[What to work on] Restate, word for word, every line of the data.

--- start Recorded information ---

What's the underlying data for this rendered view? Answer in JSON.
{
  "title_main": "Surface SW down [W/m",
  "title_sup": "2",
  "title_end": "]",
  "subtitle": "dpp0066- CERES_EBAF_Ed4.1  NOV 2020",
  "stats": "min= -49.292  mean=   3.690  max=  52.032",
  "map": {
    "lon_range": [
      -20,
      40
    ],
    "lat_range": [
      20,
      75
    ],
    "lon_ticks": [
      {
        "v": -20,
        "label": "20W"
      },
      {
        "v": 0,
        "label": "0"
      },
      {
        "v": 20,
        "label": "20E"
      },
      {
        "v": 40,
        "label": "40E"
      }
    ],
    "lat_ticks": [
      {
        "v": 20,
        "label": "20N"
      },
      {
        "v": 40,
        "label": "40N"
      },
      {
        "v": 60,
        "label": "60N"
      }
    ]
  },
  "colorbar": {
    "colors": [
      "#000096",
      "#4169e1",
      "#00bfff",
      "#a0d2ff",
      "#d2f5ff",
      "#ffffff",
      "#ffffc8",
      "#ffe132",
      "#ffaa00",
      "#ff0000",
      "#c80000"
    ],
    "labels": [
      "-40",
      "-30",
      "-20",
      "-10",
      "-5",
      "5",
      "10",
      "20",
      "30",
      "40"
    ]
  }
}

--- end Recorded information ---

[Task result]
What's the underlying data for this rendered view? Answer in JSON.
{
  "title_main": "Surface SW down [W/m",
  "title_sup": "2",
  "title_end": "]",
  "subtitle": "dpp0066- CERES_EBAF_Ed4.1  NOV 2020",
  "stats": "min= -49.292  mean=   3.690  max=  52.032",
  "map": {
    "lon_range": [
      -20,
      40
    ],
    "lat_range": [
      20,
      75
    ],
    "lon_ticks": [
      {
        "v": -20,
        "label": "20W"
      },
      {
        "v": 0,
        "label": "0"
      },
      {
        "v": 20,
        "label": "20E"
      },
      {
        "v": 40,
        "label": "40E"
      }
    ],
    "lat_ticks": [
      {
        "v": 20,
        "label": "20N"
      },
      {
        "v": 40,
        "label": "40N"
      },
      {
        "v": 60,
        "label": "60N"
      }
    ]
  },
  "colorbar": {
    "colors": [
      "#000096",
      "#4169e1",
      "#00bfff",
      "#a0d2ff",
      "#d2f5ff",
      "#ffffff",
      "#ffffc8",
      "#ffe132",
      "#ffaa00",
      "#ff0000",
      "#c80000"
    ],
    "labels": [
      "-40",
      "-30",
      "-20",
      "-10",
      "-5",
      "5",
      "10",
      "20",
      "30",
      "40"
    ]
  }
}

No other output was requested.